--- Start of DATASET EXCERPTS ---

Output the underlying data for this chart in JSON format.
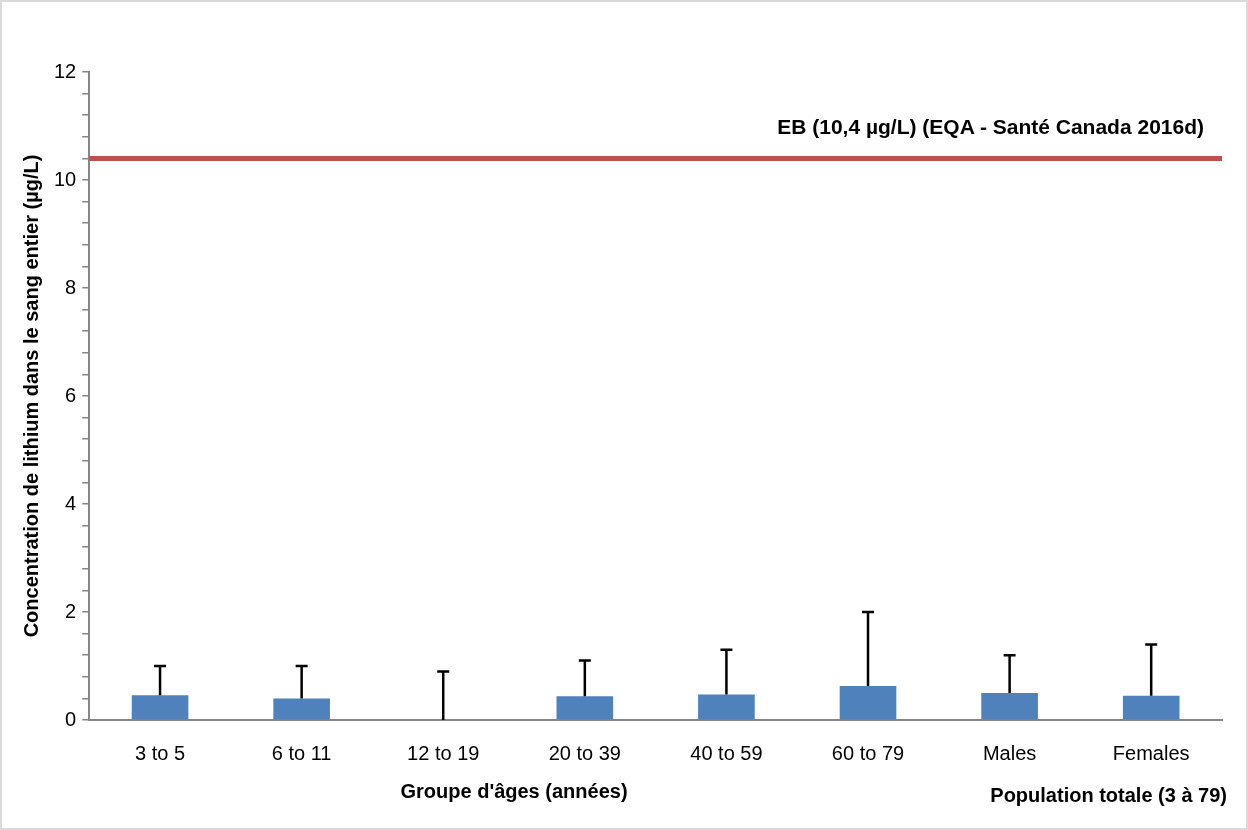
{
  "chart_data": {
    "type": "bar",
    "categories": [
      "3 to 5",
      "6 to 11",
      "12 to 19",
      "20 to 39",
      "40 to 59",
      "60 to 79",
      "Males",
      "Females"
    ],
    "values": [
      0.46,
      0.4,
      0,
      0.44,
      0.47,
      0.63,
      0.5,
      0.45
    ],
    "errors": [
      [
        0.46,
        1.0
      ],
      [
        0.4,
        1.0
      ],
      [
        0,
        0.9
      ],
      [
        0.44,
        1.1
      ],
      [
        0.47,
        1.3
      ],
      [
        0.63,
        2.0
      ],
      [
        0.5,
        1.2
      ],
      [
        0.45,
        1.4
      ]
    ],
    "color": "#4f81bd",
    "xlabel": "Groupe d'âges (années)",
    "ylabel": "Concentration de lithium dans le sang entier (µg/L)",
    "ylim": [
      0,
      12
    ],
    "yticks": [
      0,
      {
        "value": 0.4,
        "label": null
      },
      {
        "value": 0.8,
        "label": null
      },
      {
        "value": 1.2,
        "label": null
      },
      {
        "value": 1.6,
        "label": null
      },
      2,
      {
        "value": 2.4,
        "label": null
      },
      {
        "value": 2.8,
        "label": null
      },
      {
        "value": 3.2,
        "label": null
      },
      {
        "value": 3.6,
        "label": null
      },
      4,
      {
        "value": 4.4,
        "label": null
      },
      {
        "value": 4.8,
        "label": null
      },
      {
        "value": 5.2,
        "label": null
      },
      {
        "value": 5.6,
        "label": null
      },
      6,
      {
        "value": 6.4,
        "label": null
      },
      {
        "value": 6.8,
        "label": null
      },
      {
        "value": 7.2,
        "label": null
      },
      {
        "value": 7.6,
        "label": null
      },
      8,
      {
        "value": 8.4,
        "label": null
      },
      {
        "value": 8.8,
        "label": null
      },
      {
        "value": 9.2,
        "label": null
      },
      {
        "value": 9.6,
        "label": null
      },
      10,
      {
        "value": 10.4,
        "label": null
      },
      {
        "value": 10.8,
        "label": null
      },
      {
        "value": 11.2,
        "label": null
      },
      {
        "value": 11.6,
        "label": null
      },
      12
    ],
    "ref_lines": [
      {
        "axis": "y",
        "value": 10.4,
        "label": "EB (10,4 µg/L) (EQA - Santé Canada 2016d)",
        "color": "#c0504d"
      }
    ],
    "annotations": [
      "Population totale (3 à 79)"
    ],
    "grid": false,
    "legend": false
  }
}
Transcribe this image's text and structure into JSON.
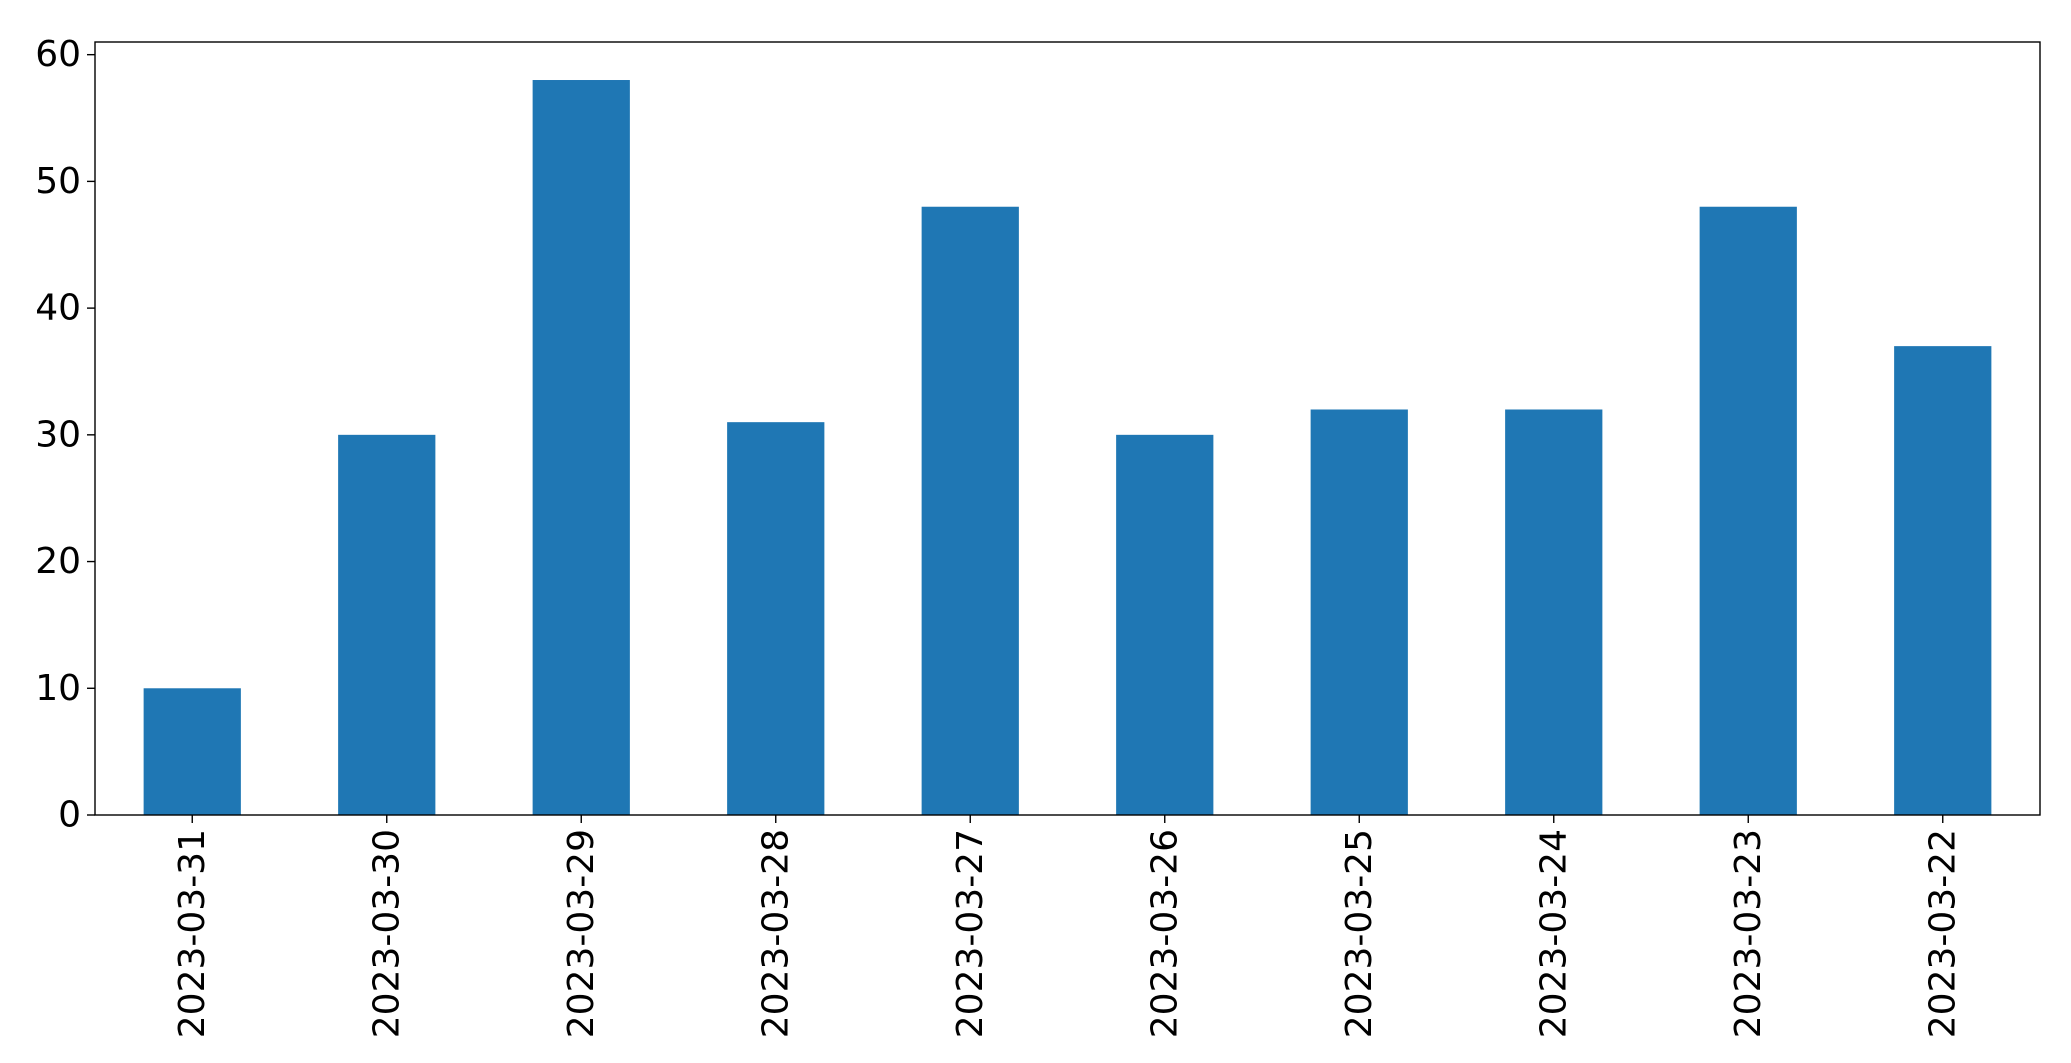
{
  "chart_data": {
    "type": "bar",
    "title": "",
    "xlabel": "",
    "ylabel": "",
    "categories": [
      "2023-03-31",
      "2023-03-30",
      "2023-03-29",
      "2023-03-28",
      "2023-03-27",
      "2023-03-26",
      "2023-03-25",
      "2023-03-24",
      "2023-03-23",
      "2023-03-22"
    ],
    "values": [
      10,
      30,
      58,
      31,
      48,
      30,
      32,
      32,
      48,
      37
    ],
    "ylim": [
      0,
      61
    ],
    "yticks": [
      0,
      10,
      20,
      30,
      40,
      50,
      60
    ],
    "grid": false,
    "legend": false,
    "colors": {
      "bar": "#1f77b4",
      "axis": "#000000",
      "background": "#ffffff"
    }
  }
}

--- End of DATASET EXCERPTS ---

OBJECTIVE: Reproduce the whole listing exactly, but not the images in it.

COMPLETED EXERCISE:
Output the underlying data for this chart in JSON format.
{
  "chart_data": {
    "type": "bar",
    "categories": [
      "3 to 5",
      "6 to 11",
      "12 to 19",
      "20 to 39",
      "40 to 59",
      "60 to 79",
      "Males",
      "Females"
    ],
    "values": [
      0.46,
      0.4,
      0,
      0.44,
      0.47,
      0.63,
      0.5,
      0.45
    ],
    "errors": [
      [
        0.46,
        1.0
      ],
      [
        0.4,
        1.0
      ],
      [
        0,
        0.9
      ],
      [
        0.44,
        1.1
      ],
      [
        0.47,
        1.3
      ],
      [
        0.63,
        2.0
      ],
      [
        0.5,
        1.2
      ],
      [
        0.45,
        1.4
      ]
    ],
    "color": "#4f81bd",
    "xlabel": "Groupe d'âges (années)",
    "ylabel": "Concentration de lithium dans le sang entier (µg/L)",
    "ylim": [
      0,
      12
    ],
    "yticks": [
      0,
      {
        "value": 0.4,
        "label": null
      },
      {
        "value": 0.8,
        "label": null
      },
      {
        "value": 1.2,
        "label": null
      },
      {
        "value": 1.6,
        "label": null
      },
      2,
      {
        "value": 2.4,
        "label": null
      },
      {
        "value": 2.8,
        "label": null
      },
      {
        "value": 3.2,
        "label": null
      },
      {
        "value": 3.6,
        "label": null
      },
      4,
      {
        "value": 4.4,
        "label": null
      },
      {
        "value": 4.8,
        "label": null
      },
      {
        "value": 5.2,
        "label": null
      },
      {
        "value": 5.6,
        "label": null
      },
      6,
      {
        "value": 6.4,
        "label": null
      },
      {
        "value": 6.8,
        "label": null
      },
      {
        "value": 7.2,
        "label": null
      },
      {
        "value": 7.6,
        "label": null
      },
      8,
      {
        "value": 8.4,
        "label": null
      },
      {
        "value": 8.8,
        "label": null
      },
      {
        "value": 9.2,
        "label": null
      },
      {
        "value": 9.6,
        "label": null
      },
      10,
      {
        "value": 10.4,
        "label": null
      },
      {
        "value": 10.8,
        "label": null
      },
      {
        "value": 11.2,
        "label": null
      },
      {
        "value": 11.6,
        "label": null
      },
      12
    ],
    "ref_lines": [
      {
        "axis": "y",
        "value": 10.4,
        "label": "EB (10,4 µg/L) (EQA - Santé Canada 2016d)",
        "color": "#c0504d"
      }
    ],
    "annotations": [
      "Population totale (3 à 79)"
    ],
    "grid": false,
    "legend": false
  }
}
Transcribe this image's text and structure into JSON.
{
  "chart_data": {
    "type": "bar",
    "title": "",
    "xlabel": "",
    "ylabel": "",
    "categories": [
      "2023-03-31",
      "2023-03-30",
      "2023-03-29",
      "2023-03-28",
      "2023-03-27",
      "2023-03-26",
      "2023-03-25",
      "2023-03-24",
      "2023-03-23",
      "2023-03-22"
    ],
    "values": [
      10,
      30,
      58,
      31,
      48,
      30,
      32,
      32,
      48,
      37
    ],
    "ylim": [
      0,
      61
    ],
    "yticks": [
      0,
      10,
      20,
      30,
      40,
      50,
      60
    ],
    "grid": false,
    "legend": false,
    "colors": {
      "bar": "#1f77b4",
      "axis": "#000000",
      "background": "#ffffff"
    }
  }
}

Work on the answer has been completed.